Without including any pictures, copy each entry below exactly.

> _Data lines_
┌──

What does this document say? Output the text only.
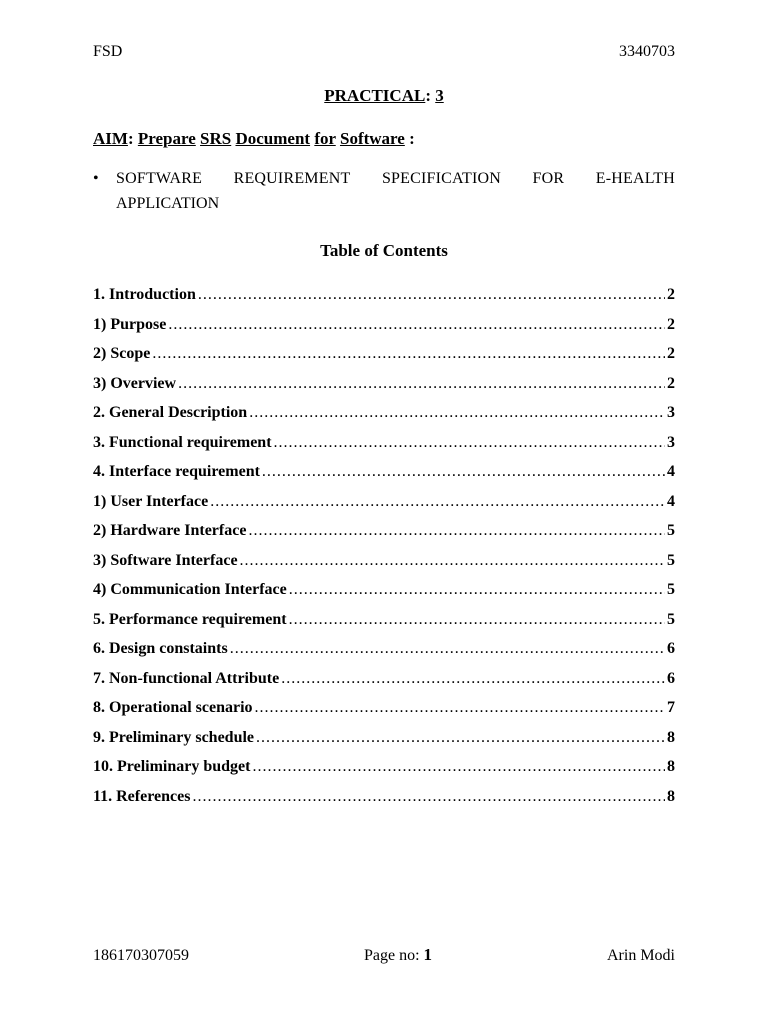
FSD	3340703
PRACTICAL: 3
AIM: Prepare SRS Document for Software :
• SOFTWARE REQUIREMENT SPECIFICATION FOR E-HEALTH
APPLICATION
Table of Contents
1. Introduction .....	2
1) Purpose .....	2
2) Scope .....	2
3) Overview .....	2
2. General Description .....	3
3. Functional requirement .....	3
4. Interface requirement .....	4
1) User Interface .....	4
2) Hardware Interface .....	5
3) Software Interface .....	5
4) Communication Interface .....	5
5. Performance requirement .....	5
6. Design constaints .....	6
7. Non-functional Attribute .....	6
8. Operational scenario .....	7
9. Preliminary schedule .....	8
10. Preliminary budget .....	8
11. References .....	8
186170307059	Page no: 1	Arin Modi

└──

> _Finished exercise_
What does this document say? Output the text only.
FSD	3340703
PRACTICAL: 3
AIM: Prepare SRS Document for Software :
• SOFTWARE REQUIREMENT SPECIFICATION FOR E-HEALTH
APPLICATION
Table of Contents
1. Introduction .....	2
1) Purpose .....	2
2) Scope .....	2
3) Overview .....	2
2. General Description .....	3
3. Functional requirement .....	3
4. Interface requirement .....	4
1) User Interface .....	4
2) Hardware Interface .....	5
3) Software Interface .....	5
4) Communication Interface .....	5
5. Performance requirement .....	5
6. Design constaints .....	6
7. Non-functional Attribute .....	6
8. Operational scenario .....	7
9. Preliminary schedule .....	8
10. Preliminary budget .....	8
11. References .....	8
186170307059	Page no: 1	Arin Modi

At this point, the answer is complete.